▸ **Brief**
Without the pictures, print each of the records below exactly as it appears.
══ Data lines
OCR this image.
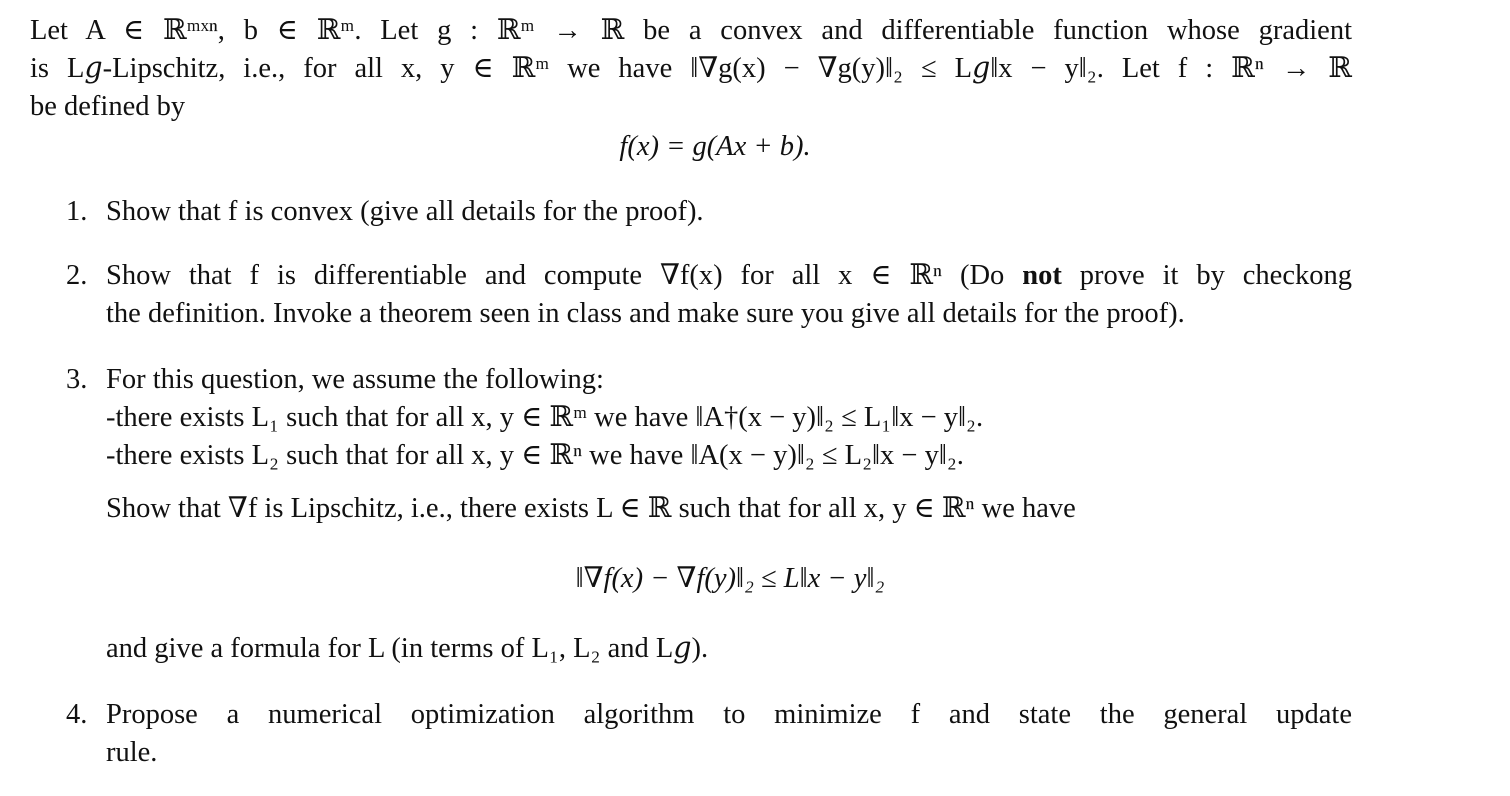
Let A ∈ ℝᵐˣⁿ, b ∈ ℝᵐ. Let g : ℝᵐ → ℝ be a convex and differentiable function whose gradient
is L𝑔-Lipschitz, i.e., for all x, y ∈ ℝᵐ we have ‖∇g(x) − ∇g(y)‖₂ ≤ L𝑔‖x − y‖₂. Let f : ℝⁿ → ℝ
be defined by
f(x) = g(Ax + b).
1. Show that f is convex (give all details for the proof).
2. Show that f is differentiable and compute ∇f(x) for all x ∈ ℝⁿ (Do not prove it by checkong
the definition. Invoke a theorem seen in class and make sure you give all details for the proof).
3. For this question, we assume the following:
-there exists L₁ such that for all x, y ∈ ℝᵐ we have ‖A†(x − y)‖₂ ≤ L₁‖x − y‖₂.
-there exists L₂ such that for all x, y ∈ ℝⁿ we have ‖A(x − y)‖₂ ≤ L₂‖x − y‖₂.
Show that ∇f is Lipschitz, i.e., there exists L ∈ ℝ such that for all x, y ∈ ℝⁿ we have
‖∇f(x) − ∇f(y)‖₂ ≤ L‖x − y‖₂
and give a formula for L (in terms of L₁, L₂ and L𝑔).
4. Propose a numerical optimization algorithm to minimize f and state the general update
rule.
════
▸ **Exercise response**
OCR this image.
Let A ∈ ℝᵐˣⁿ, b ∈ ℝᵐ. Let g : ℝᵐ → ℝ be a convex and differentiable function whose gradient
is L𝑔-Lipschitz, i.e., for all x, y ∈ ℝᵐ we have ‖∇g(x) − ∇g(y)‖₂ ≤ L𝑔‖x − y‖₂. Let f : ℝⁿ → ℝ
be defined by
f(x) = g(Ax + b).
1. Show that f is convex (give all details for the proof).
2. Show that f is differentiable and compute ∇f(x) for all x ∈ ℝⁿ (Do not prove it by checkong
the definition. Invoke a theorem seen in class and make sure you give all details for the proof).
3. For this question, we assume the following:
-there exists L₁ such that for all x, y ∈ ℝᵐ we have ‖A†(x − y)‖₂ ≤ L₁‖x − y‖₂.
-there exists L₂ such that for all x, y ∈ ℝⁿ we have ‖A(x − y)‖₂ ≤ L₂‖x − y‖₂.
Show that ∇f is Lipschitz, i.e., there exists L ∈ ℝ such that for all x, y ∈ ℝⁿ we have
‖∇f(x) − ∇f(y)‖₂ ≤ L‖x − y‖₂
and give a formula for L (in terms of L₁, L₂ and L𝑔).
4. Propose a numerical optimization algorithm to minimize f and state the general update
rule.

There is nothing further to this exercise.